Please give the listing again, word for word, with nothing left out.

:: DATASET ENTRIES ::

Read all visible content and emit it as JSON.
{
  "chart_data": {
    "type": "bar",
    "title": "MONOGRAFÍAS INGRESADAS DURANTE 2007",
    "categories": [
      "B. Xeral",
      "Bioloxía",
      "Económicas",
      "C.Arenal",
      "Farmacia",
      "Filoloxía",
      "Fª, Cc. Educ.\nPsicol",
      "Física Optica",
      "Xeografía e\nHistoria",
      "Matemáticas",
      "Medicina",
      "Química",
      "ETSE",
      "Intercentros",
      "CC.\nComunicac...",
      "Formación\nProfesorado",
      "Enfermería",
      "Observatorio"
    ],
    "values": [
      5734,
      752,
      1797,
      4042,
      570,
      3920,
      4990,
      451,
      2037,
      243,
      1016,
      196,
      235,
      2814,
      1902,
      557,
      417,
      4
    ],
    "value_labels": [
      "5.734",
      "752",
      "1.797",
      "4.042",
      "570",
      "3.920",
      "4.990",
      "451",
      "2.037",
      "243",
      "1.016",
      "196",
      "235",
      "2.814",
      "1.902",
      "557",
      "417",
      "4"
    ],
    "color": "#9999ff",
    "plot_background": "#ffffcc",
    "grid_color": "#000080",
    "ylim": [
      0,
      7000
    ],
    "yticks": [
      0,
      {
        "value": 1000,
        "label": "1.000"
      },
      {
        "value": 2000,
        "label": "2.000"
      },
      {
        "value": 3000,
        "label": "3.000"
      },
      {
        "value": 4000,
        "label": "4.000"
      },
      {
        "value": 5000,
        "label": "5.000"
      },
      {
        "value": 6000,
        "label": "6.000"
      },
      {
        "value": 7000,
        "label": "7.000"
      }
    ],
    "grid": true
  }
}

:::

» **ANSWER TO THIS EXERCISE**:
Read all visible content and emit it as JSON.
{
  "chart_data": {
    "type": "bar",
    "title": "MONOGRAFÍAS INGRESADAS DURANTE 2007",
    "categories": [
      "B. Xeral",
      "Bioloxía",
      "Económicas",
      "C.Arenal",
      "Farmacia",
      "Filoloxía",
      "Fª, Cc. Educ.\nPsicol",
      "Física Optica",
      "Xeografía e\nHistoria",
      "Matemáticas",
      "Medicina",
      "Química",
      "ETSE",
      "Intercentros",
      "CC.\nComunicac...",
      "Formación\nProfesorado",
      "Enfermería",
      "Observatorio"
    ],
    "values": [
      5734,
      752,
      1797,
      4042,
      570,
      3920,
      4990,
      451,
      2037,
      243,
      1016,
      196,
      235,
      2814,
      1902,
      557,
      417,
      4
    ],
    "value_labels": [
      "5.734",
      "752",
      "1.797",
      "4.042",
      "570",
      "3.920",
      "4.990",
      "451",
      "2.037",
      "243",
      "1.016",
      "196",
      "235",
      "2.814",
      "1.902",
      "557",
      "417",
      "4"
    ],
    "color": "#9999ff",
    "plot_background": "#ffffcc",
    "grid_color": "#000080",
    "ylim": [
      0,
      7000
    ],
    "yticks": [
      0,
      {
        "value": 1000,
        "label": "1.000"
      },
      {
        "value": 2000,
        "label": "2.000"
      },
      {
        "value": 3000,
        "label": "3.000"
      },
      {
        "value": 4000,
        "label": "4.000"
      },
      {
        "value": 5000,
        "label": "5.000"
      },
      {
        "value": 6000,
        "label": "6.000"
      },
      {
        "value": 7000,
        "label": "7.000"
      }
    ],
    "grid": true
  }
}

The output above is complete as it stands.